### What you will do
Without omitting anything, return the records precisely as given.

### Lines of data
.....
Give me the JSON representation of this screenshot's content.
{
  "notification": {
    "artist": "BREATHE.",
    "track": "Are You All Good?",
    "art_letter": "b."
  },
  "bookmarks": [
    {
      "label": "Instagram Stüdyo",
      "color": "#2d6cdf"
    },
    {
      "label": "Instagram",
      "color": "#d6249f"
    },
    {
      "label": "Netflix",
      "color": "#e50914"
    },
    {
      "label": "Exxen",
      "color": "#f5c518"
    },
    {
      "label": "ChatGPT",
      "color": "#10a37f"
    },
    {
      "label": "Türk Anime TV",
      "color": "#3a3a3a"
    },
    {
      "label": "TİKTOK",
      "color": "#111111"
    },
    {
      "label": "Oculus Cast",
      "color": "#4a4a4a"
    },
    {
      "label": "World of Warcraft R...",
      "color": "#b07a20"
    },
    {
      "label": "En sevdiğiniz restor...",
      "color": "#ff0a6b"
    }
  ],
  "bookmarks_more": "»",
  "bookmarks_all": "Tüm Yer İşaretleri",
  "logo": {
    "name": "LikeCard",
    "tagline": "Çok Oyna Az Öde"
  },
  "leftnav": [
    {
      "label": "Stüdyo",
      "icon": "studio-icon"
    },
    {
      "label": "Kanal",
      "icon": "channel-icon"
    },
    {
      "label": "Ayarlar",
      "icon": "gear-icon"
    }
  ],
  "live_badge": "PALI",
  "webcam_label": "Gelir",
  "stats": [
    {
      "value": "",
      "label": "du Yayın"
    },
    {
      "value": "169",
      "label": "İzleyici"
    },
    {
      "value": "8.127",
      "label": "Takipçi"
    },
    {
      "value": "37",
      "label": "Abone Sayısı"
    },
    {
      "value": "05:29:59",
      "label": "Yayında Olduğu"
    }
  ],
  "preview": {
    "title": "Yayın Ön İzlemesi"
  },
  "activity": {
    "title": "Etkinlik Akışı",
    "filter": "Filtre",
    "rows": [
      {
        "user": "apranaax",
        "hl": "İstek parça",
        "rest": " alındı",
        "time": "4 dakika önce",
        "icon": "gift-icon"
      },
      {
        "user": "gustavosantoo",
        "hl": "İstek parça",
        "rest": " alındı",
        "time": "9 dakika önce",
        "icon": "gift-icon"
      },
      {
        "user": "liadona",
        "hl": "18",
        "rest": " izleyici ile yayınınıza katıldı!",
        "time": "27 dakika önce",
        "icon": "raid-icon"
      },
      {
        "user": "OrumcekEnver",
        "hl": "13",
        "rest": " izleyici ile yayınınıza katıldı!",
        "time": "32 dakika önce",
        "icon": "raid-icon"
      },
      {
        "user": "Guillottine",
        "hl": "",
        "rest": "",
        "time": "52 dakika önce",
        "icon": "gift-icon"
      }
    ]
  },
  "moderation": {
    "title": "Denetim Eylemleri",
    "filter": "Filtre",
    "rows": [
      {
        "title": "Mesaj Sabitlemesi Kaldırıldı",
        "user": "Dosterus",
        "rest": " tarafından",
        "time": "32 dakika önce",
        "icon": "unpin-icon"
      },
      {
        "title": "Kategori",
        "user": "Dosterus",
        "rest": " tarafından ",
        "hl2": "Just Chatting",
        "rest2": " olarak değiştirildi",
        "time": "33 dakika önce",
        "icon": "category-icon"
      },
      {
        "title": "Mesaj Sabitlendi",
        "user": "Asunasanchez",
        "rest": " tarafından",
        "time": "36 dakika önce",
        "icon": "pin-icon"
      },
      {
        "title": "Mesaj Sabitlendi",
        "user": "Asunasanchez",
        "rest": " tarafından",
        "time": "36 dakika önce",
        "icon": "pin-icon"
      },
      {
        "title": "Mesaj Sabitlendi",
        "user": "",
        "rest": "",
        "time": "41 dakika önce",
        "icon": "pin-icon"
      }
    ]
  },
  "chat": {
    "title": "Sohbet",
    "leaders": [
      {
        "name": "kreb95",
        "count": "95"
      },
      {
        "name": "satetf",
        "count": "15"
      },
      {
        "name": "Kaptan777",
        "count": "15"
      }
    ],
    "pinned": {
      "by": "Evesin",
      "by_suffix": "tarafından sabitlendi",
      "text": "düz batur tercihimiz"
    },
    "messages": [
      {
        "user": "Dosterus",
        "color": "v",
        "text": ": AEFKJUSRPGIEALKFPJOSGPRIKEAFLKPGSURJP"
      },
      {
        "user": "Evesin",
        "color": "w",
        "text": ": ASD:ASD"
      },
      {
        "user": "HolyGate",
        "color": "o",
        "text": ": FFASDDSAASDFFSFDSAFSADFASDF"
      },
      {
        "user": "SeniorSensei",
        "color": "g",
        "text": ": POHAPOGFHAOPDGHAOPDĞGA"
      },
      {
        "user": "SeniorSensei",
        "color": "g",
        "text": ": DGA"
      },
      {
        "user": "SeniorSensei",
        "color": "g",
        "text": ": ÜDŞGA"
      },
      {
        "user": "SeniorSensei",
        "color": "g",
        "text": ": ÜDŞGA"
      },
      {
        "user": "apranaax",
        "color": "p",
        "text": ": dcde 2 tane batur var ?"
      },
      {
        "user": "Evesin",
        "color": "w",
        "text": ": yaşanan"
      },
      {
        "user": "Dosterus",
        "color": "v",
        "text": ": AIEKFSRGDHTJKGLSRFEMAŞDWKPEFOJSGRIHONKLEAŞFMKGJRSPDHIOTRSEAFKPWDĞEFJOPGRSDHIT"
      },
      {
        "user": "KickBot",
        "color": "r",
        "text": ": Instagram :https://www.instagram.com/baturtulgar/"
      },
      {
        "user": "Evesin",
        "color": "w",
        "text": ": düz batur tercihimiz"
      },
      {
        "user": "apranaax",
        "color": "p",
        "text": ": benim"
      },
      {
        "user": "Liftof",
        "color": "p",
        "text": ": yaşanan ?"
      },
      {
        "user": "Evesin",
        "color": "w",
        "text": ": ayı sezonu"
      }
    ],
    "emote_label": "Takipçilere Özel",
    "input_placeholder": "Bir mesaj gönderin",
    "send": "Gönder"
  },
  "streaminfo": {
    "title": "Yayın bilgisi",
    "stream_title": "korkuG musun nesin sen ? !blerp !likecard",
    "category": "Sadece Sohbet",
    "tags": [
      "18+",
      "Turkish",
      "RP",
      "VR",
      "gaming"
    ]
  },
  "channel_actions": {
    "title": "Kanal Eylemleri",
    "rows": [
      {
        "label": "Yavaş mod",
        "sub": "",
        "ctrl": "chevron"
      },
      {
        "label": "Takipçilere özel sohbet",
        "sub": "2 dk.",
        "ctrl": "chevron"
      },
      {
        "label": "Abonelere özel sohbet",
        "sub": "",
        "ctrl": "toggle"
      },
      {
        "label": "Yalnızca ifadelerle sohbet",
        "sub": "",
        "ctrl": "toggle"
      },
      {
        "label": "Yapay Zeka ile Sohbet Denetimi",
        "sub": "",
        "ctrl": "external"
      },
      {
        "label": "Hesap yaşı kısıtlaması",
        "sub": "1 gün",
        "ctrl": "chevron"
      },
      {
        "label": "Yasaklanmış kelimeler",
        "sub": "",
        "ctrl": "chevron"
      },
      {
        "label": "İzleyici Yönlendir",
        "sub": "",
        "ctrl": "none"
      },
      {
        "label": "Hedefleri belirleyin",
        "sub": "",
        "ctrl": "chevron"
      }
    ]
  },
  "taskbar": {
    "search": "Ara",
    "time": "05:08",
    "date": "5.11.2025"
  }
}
.....
### The output
Give me the JSON representation of this screenshot's content.
{
  "notification": {
    "artist": "BREATHE.",
    "track": "Are You All Good?",
    "art_letter": "b."
  },
  "bookmarks": [
    {
      "label": "Instagram Stüdyo",
      "color": "#2d6cdf"
    },
    {
      "label": "Instagram",
      "color": "#d6249f"
    },
    {
      "label": "Netflix",
      "color": "#e50914"
    },
    {
      "label": "Exxen",
      "color": "#f5c518"
    },
    {
      "label": "ChatGPT",
      "color": "#10a37f"
    },
    {
      "label": "Türk Anime TV",
      "color": "#3a3a3a"
    },
    {
      "label": "TİKTOK",
      "color": "#111111"
    },
    {
      "label": "Oculus Cast",
      "color": "#4a4a4a"
    },
    {
      "label": "World of Warcraft R...",
      "color": "#b07a20"
    },
    {
      "label": "En sevdiğiniz restor...",
      "color": "#ff0a6b"
    }
  ],
  "bookmarks_more": "»",
  "bookmarks_all": "Tüm Yer İşaretleri",
  "logo": {
    "name": "LikeCard",
    "tagline": "Çok Oyna Az Öde"
  },
  "leftnav": [
    {
      "label": "Stüdyo",
      "icon": "studio-icon"
    },
    {
      "label": "Kanal",
      "icon": "channel-icon"
    },
    {
      "label": "Ayarlar",
      "icon": "gear-icon"
    }
  ],
  "live_badge": "PALI",
  "webcam_label": "Gelir",
  "stats": [
    {
      "value": "",
      "label": "du Yayın"
    },
    {
      "value": "169",
      "label": "İzleyici"
    },
    {
      "value": "8.127",
      "label": "Takipçi"
    },
    {
      "value": "37",
      "label": "Abone Sayısı"
    },
    {
      "value": "05:29:59",
      "label": "Yayında Olduğu"
    }
  ],
  "preview": {
    "title": "Yayın Ön İzlemesi"
  },
  "activity": {
    "title": "Etkinlik Akışı",
    "filter": "Filtre",
    "rows": [
      {
        "user": "apranaax",
        "hl": "İstek parça",
        "rest": " alındı",
        "time": "4 dakika önce",
        "icon": "gift-icon"
      },
      {
        "user": "gustavosantoo",
        "hl": "İstek parça",
        "rest": " alındı",
        "time": "9 dakika önce",
        "icon": "gift-icon"
      },
      {
        "user": "liadona",
        "hl": "18",
        "rest": " izleyici ile yayınınıza katıldı!",
        "time": "27 dakika önce",
        "icon": "raid-icon"
      },
      {
        "user": "OrumcekEnver",
        "hl": "13",
        "rest": " izleyici ile yayınınıza katıldı!",
        "time": "32 dakika önce",
        "icon": "raid-icon"
      },
      {
        "user": "Guillottine",
        "hl": "",
        "rest": "",
        "time": "52 dakika önce",
        "icon": "gift-icon"
      }
    ]
  },
  "moderation": {
    "title": "Denetim Eylemleri",
    "filter": "Filtre",
    "rows": [
      {
        "title": "Mesaj Sabitlemesi Kaldırıldı",
        "user": "Dosterus",
        "rest": " tarafından",
        "time": "32 dakika önce",
        "icon": "unpin-icon"
      },
      {
        "title": "Kategori",
        "user": "Dosterus",
        "rest": " tarafından ",
        "hl2": "Just Chatting",
        "rest2": " olarak değiştirildi",
        "time": "33 dakika önce",
        "icon": "category-icon"
      },
      {
        "title": "Mesaj Sabitlendi",
        "user": "Asunasanchez",
        "rest": " tarafından",
        "time": "36 dakika önce",
        "icon": "pin-icon"
      },
      {
        "title": "Mesaj Sabitlendi",
        "user": "Asunasanchez",
        "rest": " tarafından",
        "time": "36 dakika önce",
        "icon": "pin-icon"
      },
      {
        "title": "Mesaj Sabitlendi",
        "user": "",
        "rest": "",
        "time": "41 dakika önce",
        "icon": "pin-icon"
      }
    ]
  },
  "chat": {
    "title": "Sohbet",
    "leaders": [
      {
        "name": "kreb95",
        "count": "95"
      },
      {
        "name": "satetf",
        "count": "15"
      },
      {
        "name": "Kaptan777",
        "count": "15"
      }
    ],
    "pinned": {
      "by": "Evesin",
      "by_suffix": "tarafından sabitlendi",
      "text": "düz batur tercihimiz"
    },
    "messages": [
      {
        "user": "Dosterus",
        "color": "v",
        "text": ": AEFKJUSRPGIEALKFPJOSGPRIKEAFLKPGSURJP"
      },
      {
        "user": "Evesin",
        "color": "w",
        "text": ": ASD:ASD"
      },
      {
        "user": "HolyGate",
        "color": "o",
        "text": ": FFASDDSAASDFFSFDSAFSADFASDF"
      },
      {
        "user": "SeniorSensei",
        "color": "g",
        "text": ": POHAPOGFHAOPDGHAOPDĞGA"
      },
      {
        "user": "SeniorSensei",
        "color": "g",
        "text": ": DGA"
      },
      {
        "user": "SeniorSensei",
        "color": "g",
        "text": ": ÜDŞGA"
      },
      {
        "user": "SeniorSensei",
        "color": "g",
        "text": ": ÜDŞGA"
      },
      {
        "user": "apranaax",
        "color": "p",
        "text": ": dcde 2 tane batur var ?"
      },
      {
        "user": "Evesin",
        "color": "w",
        "text": ": yaşanan"
      },
      {
        "user": "Dosterus",
        "color": "v",
        "text": ": AIEKFSRGDHTJKGLSRFEMAŞDWKPEFOJSGRIHONKLEAŞFMKGJRSPDHIOTRSEAFKPWDĞEFJOPGRSDHIT"
      },
      {
        "user": "KickBot",
        "color": "r",
        "text": ": Instagram :https://www.instagram.com/baturtulgar/"
      },
      {
        "user": "Evesin",
        "color": "w",
        "text": ": düz batur tercihimiz"
      },
      {
        "user": "apranaax",
        "color": "p",
        "text": ": benim"
      },
      {
        "user": "Liftof",
        "color": "p",
        "text": ": yaşanan ?"
      },
      {
        "user": "Evesin",
        "color": "w",
        "text": ": ayı sezonu"
      }
    ],
    "emote_label": "Takipçilere Özel",
    "input_placeholder": "Bir mesaj gönderin",
    "send": "Gönder"
  },
  "streaminfo": {
    "title": "Yayın bilgisi",
    "stream_title": "korkuG musun nesin sen ? !blerp !likecard",
    "category": "Sadece Sohbet",
    "tags": [
      "18+",
      "Turkish",
      "RP",
      "VR",
      "gaming"
    ]
  },
  "channel_actions": {
    "title": "Kanal Eylemleri",
    "rows": [
      {
        "label": "Yavaş mod",
        "sub": "",
        "ctrl": "chevron"
      },
      {
        "label": "Takipçilere özel sohbet",
        "sub": "2 dk.",
        "ctrl": "chevron"
      },
      {
        "label": "Abonelere özel sohbet",
        "sub": "",
        "ctrl": "toggle"
      },
      {
        "label": "Yalnızca ifadelerle sohbet",
        "sub": "",
        "ctrl": "toggle"
      },
      {
        "label": "Yapay Zeka ile Sohbet Denetimi",
        "sub": "",
        "ctrl": "external"
      },
      {
        "label": "Hesap yaşı kısıtlaması",
        "sub": "1 gün",
        "ctrl": "chevron"
      },
      {
        "label": "Yasaklanmış kelimeler",
        "sub": "",
        "ctrl": "chevron"
      },
      {
        "label": "İzleyici Yönlendir",
        "sub": "",
        "ctrl": "none"
      },
      {
        "label": "Hedefleri belirleyin",
        "sub": "",
        "ctrl": "chevron"
      }
    ]
  },
  "taskbar": {
    "search": "Ara",
    "time": "05:08",
    "date": "5.11.2025"
  }
}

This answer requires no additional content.